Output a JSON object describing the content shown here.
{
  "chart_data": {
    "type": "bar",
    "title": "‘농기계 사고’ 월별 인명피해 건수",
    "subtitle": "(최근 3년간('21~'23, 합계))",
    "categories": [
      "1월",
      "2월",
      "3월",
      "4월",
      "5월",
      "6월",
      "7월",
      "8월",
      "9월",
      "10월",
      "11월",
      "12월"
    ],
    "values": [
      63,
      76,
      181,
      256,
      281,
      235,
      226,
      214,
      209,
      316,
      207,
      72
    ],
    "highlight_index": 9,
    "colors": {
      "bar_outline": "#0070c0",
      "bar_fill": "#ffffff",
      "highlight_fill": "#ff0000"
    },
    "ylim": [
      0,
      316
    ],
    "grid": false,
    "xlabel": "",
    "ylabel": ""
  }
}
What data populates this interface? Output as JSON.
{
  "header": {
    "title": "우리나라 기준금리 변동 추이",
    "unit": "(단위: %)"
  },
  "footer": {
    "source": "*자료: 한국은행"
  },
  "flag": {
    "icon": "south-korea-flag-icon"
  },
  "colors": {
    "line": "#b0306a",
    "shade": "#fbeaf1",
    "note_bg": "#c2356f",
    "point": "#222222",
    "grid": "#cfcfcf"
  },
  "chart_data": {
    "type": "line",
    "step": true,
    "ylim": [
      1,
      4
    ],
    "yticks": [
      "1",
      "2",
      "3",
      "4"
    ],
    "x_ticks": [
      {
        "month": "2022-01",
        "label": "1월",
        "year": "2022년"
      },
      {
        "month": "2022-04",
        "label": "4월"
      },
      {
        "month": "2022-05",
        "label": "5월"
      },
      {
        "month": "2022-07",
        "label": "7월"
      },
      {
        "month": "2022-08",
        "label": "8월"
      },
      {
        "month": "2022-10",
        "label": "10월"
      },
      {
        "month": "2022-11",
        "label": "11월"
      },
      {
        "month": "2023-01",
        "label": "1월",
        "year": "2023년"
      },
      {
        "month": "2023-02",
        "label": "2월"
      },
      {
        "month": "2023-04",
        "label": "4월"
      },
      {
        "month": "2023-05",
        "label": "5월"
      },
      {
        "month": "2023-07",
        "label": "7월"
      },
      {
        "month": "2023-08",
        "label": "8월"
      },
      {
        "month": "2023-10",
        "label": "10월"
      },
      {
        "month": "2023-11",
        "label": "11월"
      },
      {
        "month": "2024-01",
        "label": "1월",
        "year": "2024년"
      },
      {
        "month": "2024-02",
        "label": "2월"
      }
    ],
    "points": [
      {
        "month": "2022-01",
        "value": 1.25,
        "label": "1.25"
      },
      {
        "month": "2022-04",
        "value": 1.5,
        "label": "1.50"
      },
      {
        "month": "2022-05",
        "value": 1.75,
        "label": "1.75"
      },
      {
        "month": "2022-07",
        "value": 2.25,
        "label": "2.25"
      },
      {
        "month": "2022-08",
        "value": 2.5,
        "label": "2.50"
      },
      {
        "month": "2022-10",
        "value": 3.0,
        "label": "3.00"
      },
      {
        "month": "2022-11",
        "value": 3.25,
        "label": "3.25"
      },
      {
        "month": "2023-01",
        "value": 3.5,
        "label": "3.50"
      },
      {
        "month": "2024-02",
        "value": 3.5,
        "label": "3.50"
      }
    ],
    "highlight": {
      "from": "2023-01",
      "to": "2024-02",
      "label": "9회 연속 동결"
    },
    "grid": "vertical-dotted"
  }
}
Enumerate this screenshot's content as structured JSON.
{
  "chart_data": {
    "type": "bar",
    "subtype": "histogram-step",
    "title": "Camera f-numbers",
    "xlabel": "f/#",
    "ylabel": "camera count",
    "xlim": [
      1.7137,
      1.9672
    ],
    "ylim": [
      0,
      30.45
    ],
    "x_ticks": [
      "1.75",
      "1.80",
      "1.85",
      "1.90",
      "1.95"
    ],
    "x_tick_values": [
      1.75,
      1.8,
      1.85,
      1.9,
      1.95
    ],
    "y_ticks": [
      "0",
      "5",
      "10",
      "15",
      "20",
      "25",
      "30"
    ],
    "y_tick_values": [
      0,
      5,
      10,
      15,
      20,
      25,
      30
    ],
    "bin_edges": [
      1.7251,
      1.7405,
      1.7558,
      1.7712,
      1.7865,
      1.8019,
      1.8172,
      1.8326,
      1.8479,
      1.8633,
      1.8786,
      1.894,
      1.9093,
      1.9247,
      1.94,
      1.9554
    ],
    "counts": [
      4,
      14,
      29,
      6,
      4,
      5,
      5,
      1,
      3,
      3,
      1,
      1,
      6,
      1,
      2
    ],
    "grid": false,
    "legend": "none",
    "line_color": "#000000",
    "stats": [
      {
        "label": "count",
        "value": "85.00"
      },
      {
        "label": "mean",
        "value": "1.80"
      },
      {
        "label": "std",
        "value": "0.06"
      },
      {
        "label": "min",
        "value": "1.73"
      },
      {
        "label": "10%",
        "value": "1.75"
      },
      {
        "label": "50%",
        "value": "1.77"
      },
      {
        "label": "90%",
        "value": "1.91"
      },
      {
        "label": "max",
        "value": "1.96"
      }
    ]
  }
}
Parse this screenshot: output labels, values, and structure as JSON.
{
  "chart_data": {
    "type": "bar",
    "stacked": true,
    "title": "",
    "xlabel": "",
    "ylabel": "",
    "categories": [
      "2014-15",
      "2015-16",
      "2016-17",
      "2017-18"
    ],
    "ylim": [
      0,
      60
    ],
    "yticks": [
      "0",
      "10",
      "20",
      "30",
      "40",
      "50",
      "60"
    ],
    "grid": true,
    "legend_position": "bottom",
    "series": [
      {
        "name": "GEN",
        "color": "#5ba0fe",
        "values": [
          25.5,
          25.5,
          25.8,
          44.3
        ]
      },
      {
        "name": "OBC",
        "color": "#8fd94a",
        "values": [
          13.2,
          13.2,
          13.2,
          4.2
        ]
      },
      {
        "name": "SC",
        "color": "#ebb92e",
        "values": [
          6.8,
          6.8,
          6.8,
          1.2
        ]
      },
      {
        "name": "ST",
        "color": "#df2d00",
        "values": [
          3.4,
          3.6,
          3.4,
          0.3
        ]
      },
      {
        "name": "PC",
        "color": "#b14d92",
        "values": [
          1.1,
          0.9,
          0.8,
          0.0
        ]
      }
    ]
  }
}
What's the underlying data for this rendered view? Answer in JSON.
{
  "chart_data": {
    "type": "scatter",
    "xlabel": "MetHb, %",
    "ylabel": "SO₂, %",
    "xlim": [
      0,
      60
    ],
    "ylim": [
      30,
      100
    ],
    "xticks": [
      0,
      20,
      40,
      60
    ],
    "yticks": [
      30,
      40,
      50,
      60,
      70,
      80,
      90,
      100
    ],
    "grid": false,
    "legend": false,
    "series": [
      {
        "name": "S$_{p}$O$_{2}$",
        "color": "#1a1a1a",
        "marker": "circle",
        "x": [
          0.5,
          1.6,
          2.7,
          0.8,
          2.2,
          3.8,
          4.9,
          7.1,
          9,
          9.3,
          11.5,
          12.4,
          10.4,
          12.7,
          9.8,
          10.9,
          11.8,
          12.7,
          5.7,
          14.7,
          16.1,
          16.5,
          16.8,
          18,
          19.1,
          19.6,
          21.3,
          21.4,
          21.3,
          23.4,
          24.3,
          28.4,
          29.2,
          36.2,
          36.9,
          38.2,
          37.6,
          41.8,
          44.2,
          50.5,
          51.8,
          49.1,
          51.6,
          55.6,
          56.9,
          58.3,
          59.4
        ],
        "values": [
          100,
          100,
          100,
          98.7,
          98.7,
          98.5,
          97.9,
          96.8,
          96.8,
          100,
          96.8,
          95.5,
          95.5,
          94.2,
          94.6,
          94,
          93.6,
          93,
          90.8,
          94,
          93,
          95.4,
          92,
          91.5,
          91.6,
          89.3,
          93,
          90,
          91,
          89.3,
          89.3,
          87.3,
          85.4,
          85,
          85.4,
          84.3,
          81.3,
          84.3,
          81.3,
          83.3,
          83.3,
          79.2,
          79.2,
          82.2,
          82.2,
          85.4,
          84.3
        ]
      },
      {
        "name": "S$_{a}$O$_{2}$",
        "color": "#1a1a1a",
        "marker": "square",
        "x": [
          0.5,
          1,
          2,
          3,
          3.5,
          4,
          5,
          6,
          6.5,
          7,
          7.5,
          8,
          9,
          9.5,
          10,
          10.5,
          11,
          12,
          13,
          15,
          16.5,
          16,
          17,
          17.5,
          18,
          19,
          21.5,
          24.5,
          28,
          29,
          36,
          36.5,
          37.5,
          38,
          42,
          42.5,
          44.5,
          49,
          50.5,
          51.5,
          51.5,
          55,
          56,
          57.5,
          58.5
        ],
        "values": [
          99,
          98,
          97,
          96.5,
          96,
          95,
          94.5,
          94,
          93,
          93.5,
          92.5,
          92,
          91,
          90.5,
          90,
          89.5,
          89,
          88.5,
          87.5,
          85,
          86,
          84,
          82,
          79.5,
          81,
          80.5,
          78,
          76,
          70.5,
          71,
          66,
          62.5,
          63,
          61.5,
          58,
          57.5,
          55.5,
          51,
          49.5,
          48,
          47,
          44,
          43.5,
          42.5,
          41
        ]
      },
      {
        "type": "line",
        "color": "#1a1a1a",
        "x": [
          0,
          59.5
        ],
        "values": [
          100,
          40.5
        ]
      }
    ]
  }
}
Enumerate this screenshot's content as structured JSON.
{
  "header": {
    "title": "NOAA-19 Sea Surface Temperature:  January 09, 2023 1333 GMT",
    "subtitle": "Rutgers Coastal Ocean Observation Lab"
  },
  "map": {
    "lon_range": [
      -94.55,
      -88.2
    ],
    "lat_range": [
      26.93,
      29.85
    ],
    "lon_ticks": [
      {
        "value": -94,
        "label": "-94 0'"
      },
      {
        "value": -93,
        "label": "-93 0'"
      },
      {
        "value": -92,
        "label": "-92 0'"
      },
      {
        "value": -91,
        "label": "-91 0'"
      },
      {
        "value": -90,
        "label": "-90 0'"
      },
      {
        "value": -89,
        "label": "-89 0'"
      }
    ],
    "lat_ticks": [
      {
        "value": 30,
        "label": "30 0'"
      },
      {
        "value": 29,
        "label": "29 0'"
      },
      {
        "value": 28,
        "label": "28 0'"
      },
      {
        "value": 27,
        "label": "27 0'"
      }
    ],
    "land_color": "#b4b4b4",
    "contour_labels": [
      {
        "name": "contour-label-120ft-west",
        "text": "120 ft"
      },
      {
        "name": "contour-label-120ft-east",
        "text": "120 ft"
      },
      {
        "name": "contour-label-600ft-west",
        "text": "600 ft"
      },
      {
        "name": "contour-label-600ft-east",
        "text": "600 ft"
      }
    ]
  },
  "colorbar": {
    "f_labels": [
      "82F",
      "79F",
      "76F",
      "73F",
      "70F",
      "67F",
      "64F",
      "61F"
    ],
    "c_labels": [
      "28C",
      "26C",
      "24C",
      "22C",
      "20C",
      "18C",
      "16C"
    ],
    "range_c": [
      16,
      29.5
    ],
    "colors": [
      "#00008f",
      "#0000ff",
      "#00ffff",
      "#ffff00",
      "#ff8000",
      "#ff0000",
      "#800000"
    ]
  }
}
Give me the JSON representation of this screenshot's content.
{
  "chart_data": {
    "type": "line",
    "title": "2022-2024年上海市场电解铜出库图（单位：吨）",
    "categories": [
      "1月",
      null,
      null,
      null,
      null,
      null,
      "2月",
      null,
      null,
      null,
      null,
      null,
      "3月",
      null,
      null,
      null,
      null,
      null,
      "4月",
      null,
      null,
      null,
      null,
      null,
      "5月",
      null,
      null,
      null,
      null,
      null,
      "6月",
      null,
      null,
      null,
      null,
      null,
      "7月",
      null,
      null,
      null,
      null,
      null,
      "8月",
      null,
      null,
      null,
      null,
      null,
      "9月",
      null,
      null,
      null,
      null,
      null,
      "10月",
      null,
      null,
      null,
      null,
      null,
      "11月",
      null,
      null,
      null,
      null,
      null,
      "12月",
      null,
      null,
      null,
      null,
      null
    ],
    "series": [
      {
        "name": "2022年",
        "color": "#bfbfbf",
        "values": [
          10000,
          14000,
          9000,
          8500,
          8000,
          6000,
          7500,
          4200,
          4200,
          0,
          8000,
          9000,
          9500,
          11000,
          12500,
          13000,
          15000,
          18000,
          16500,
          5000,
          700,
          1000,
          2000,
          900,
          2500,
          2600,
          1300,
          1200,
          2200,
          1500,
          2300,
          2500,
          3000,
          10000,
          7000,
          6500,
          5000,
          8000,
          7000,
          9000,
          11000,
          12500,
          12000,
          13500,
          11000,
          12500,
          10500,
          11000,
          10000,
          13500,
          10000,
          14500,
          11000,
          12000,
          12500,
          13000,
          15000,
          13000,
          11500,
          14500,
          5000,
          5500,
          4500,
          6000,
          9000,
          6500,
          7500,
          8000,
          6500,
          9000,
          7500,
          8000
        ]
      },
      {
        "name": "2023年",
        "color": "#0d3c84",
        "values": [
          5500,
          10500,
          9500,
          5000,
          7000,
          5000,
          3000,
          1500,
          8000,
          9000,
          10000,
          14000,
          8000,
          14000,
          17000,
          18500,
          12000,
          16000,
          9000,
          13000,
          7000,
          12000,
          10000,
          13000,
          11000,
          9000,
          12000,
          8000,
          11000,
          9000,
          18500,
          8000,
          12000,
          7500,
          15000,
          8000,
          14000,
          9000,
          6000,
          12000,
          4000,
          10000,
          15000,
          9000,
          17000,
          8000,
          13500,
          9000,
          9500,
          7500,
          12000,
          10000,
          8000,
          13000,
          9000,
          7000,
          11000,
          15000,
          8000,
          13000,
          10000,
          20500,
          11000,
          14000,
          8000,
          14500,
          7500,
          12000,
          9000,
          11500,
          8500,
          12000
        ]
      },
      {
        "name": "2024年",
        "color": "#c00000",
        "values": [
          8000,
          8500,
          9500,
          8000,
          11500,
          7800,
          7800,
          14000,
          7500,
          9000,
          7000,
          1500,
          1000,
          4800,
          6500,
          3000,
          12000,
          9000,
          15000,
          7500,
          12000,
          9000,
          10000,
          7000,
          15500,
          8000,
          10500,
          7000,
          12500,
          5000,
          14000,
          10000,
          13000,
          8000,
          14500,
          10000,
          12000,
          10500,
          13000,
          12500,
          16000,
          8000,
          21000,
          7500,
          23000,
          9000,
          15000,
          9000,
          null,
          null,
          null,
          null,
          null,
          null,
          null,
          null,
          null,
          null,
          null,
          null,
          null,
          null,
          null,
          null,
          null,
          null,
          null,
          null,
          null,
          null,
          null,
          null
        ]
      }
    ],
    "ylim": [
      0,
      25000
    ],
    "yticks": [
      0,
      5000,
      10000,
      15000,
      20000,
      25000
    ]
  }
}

▶ Task description:
Find the lines holding "What" and list every one.

▶ Written response:
What data populates this interface? Output as JSON.
What's the underlying data for this rendered view? Answer in JSON.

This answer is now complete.